* [Exercise task] A faithful transcription of all the data is required.

## START Supplied material

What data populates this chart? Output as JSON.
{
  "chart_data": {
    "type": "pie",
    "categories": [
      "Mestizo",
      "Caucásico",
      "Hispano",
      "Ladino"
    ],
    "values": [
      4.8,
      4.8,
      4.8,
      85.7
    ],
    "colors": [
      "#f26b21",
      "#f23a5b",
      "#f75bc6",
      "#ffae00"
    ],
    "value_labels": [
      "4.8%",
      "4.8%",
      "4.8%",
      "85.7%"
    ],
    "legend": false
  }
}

## END Supplied material

* [Expected answer]
What data populates this chart? Output as JSON.
{
  "chart_data": {
    "type": "pie",
    "categories": [
      "Mestizo",
      "Caucásico",
      "Hispano",
      "Ladino"
    ],
    "values": [
      4.8,
      4.8,
      4.8,
      85.7
    ],
    "colors": [
      "#f26b21",
      "#f23a5b",
      "#f75bc6",
      "#ffae00"
    ],
    "value_labels": [
      "4.8%",
      "4.8%",
      "4.8%",
      "85.7%"
    ],
    "legend": false
  }
}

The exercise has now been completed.